-- Start Record set --
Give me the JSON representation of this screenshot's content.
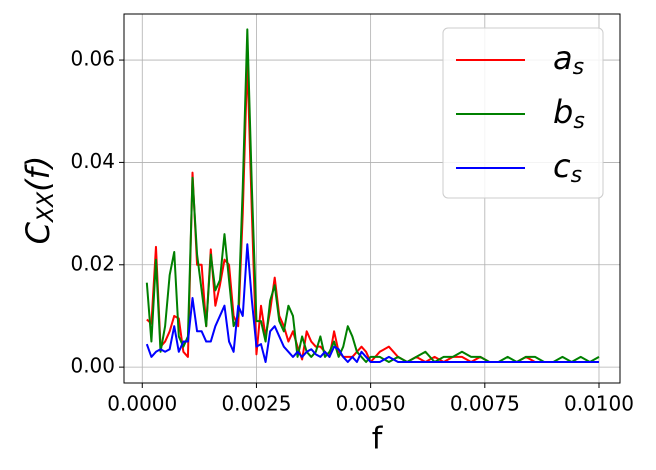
{
  "chart_data": {
    "type": "line",
    "xlabel": "f",
    "ylabel": {
      "base": "C",
      "sub": "XX",
      "rest": "(f)"
    },
    "x": [
      0.0001,
      0.0002,
      0.0003,
      0.0004,
      0.0005,
      0.0006,
      0.0007,
      0.0008,
      0.0009,
      0.001,
      0.0011,
      0.0012,
      0.0013,
      0.0014,
      0.0015,
      0.0016,
      0.0017,
      0.0018,
      0.0019,
      0.002,
      0.0021,
      0.0022,
      0.0023,
      0.0024,
      0.0025,
      0.0026,
      0.0027,
      0.0028,
      0.0029,
      0.003,
      0.0031,
      0.0032,
      0.0033,
      0.0034,
      0.0035,
      0.0036,
      0.0037,
      0.0038,
      0.0039,
      0.004,
      0.0041,
      0.0042,
      0.0043,
      0.0044,
      0.0045,
      0.0046,
      0.0047,
      0.0048,
      0.0049,
      0.005,
      0.0052,
      0.0054,
      0.0056,
      0.0058,
      0.006,
      0.0062,
      0.0064,
      0.0066,
      0.0068,
      0.007,
      0.0072,
      0.0074,
      0.0076,
      0.0078,
      0.008,
      0.0082,
      0.0084,
      0.0086,
      0.0088,
      0.009,
      0.0092,
      0.0094,
      0.0096,
      0.0098,
      0.01
    ],
    "series": [
      {
        "name": "a",
        "name_sub": "s",
        "color": "#ff0000",
        "values": [
          0.0093,
          0.0085,
          0.0235,
          0.004,
          0.005,
          0.007,
          0.01,
          0.0095,
          0.003,
          0.002,
          0.038,
          0.02,
          0.02,
          0.008,
          0.023,
          0.012,
          0.016,
          0.021,
          0.02,
          0.01,
          0.008,
          0.03,
          0.06,
          0.03,
          0.0025,
          0.012,
          0.006,
          0.011,
          0.0175,
          0.01,
          0.008,
          0.005,
          0.007,
          0.004,
          0.0015,
          0.007,
          0.005,
          0.004,
          0.004,
          0.003,
          0.002,
          0.007,
          0.003,
          0.002,
          0.002,
          0.002,
          0.003,
          0.004,
          0.003,
          0.001,
          0.003,
          0.004,
          0.002,
          0.001,
          0.002,
          0.001,
          0.002,
          0.001,
          0.002,
          0.002,
          0.001,
          0.002,
          0.001,
          0.001,
          0.001,
          0.001,
          0.002,
          0.001,
          0.001,
          0.001,
          0.001,
          0.001,
          0.001,
          0.001,
          0.001
        ]
      },
      {
        "name": "b",
        "name_sub": "s",
        "color": "#008000",
        "values": [
          0.0165,
          0.005,
          0.021,
          0.003,
          0.008,
          0.018,
          0.0225,
          0.006,
          0.004,
          0.006,
          0.037,
          0.022,
          0.015,
          0.008,
          0.022,
          0.015,
          0.017,
          0.026,
          0.017,
          0.008,
          0.01,
          0.035,
          0.066,
          0.035,
          0.009,
          0.009,
          0.005,
          0.013,
          0.016,
          0.009,
          0.007,
          0.012,
          0.01,
          0.002,
          0.006,
          0.003,
          0.002,
          0.003,
          0.006,
          0.002,
          0.003,
          0.005,
          0.002,
          0.004,
          0.008,
          0.006,
          0.003,
          0.002,
          0.001,
          0.002,
          0.002,
          0.001,
          0.002,
          0.001,
          0.002,
          0.003,
          0.001,
          0.002,
          0.002,
          0.003,
          0.002,
          0.002,
          0.001,
          0.001,
          0.002,
          0.001,
          0.002,
          0.002,
          0.001,
          0.001,
          0.002,
          0.001,
          0.002,
          0.001,
          0.002
        ]
      },
      {
        "name": "c",
        "name_sub": "s",
        "color": "#0000ff",
        "values": [
          0.0045,
          0.002,
          0.003,
          0.0035,
          0.003,
          0.0035,
          0.008,
          0.003,
          0.005,
          0.005,
          0.0135,
          0.007,
          0.007,
          0.005,
          0.005,
          0.008,
          0.01,
          0.012,
          0.005,
          0.003,
          0.012,
          0.01,
          0.024,
          0.013,
          0.004,
          0.0045,
          0.001,
          0.007,
          0.008,
          0.006,
          0.004,
          0.003,
          0.002,
          0.003,
          0.002,
          0.003,
          0.0035,
          0.0025,
          0.002,
          0.003,
          0.002,
          0.004,
          0.0035,
          0.002,
          0.001,
          0.002,
          0.001,
          0.003,
          0.002,
          0.001,
          0.001,
          0.002,
          0.001,
          0.001,
          0.001,
          0.001,
          0.001,
          0.001,
          0.001,
          0.001,
          0.001,
          0.001,
          0.001,
          0.001,
          0.001,
          0.001,
          0.001,
          0.001,
          0.001,
          0.001,
          0.001,
          0.001,
          0.001,
          0.001,
          0.001
        ]
      }
    ],
    "xlim": [
      -0.0004,
      0.01046
    ],
    "ylim": [
      -0.0031,
      0.069
    ],
    "xticks": [
      {
        "value": 0,
        "label": "0.0000"
      },
      0.0025,
      {
        "value": 0.005,
        "label": "0.0050"
      },
      0.0075,
      {
        "value": 0.01,
        "label": "0.0100"
      }
    ],
    "yticks": [
      {
        "value": 0,
        "label": "0.00"
      },
      0.02,
      0.04,
      0.06
    ],
    "grid": true,
    "legend": "upper right"
  }
}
-- End Record set --
Aim:
Return each line where "color" shows up.

Written answer:
        "color": "#ff0000",
        "color": "#008000",
        "color": "#0000ff",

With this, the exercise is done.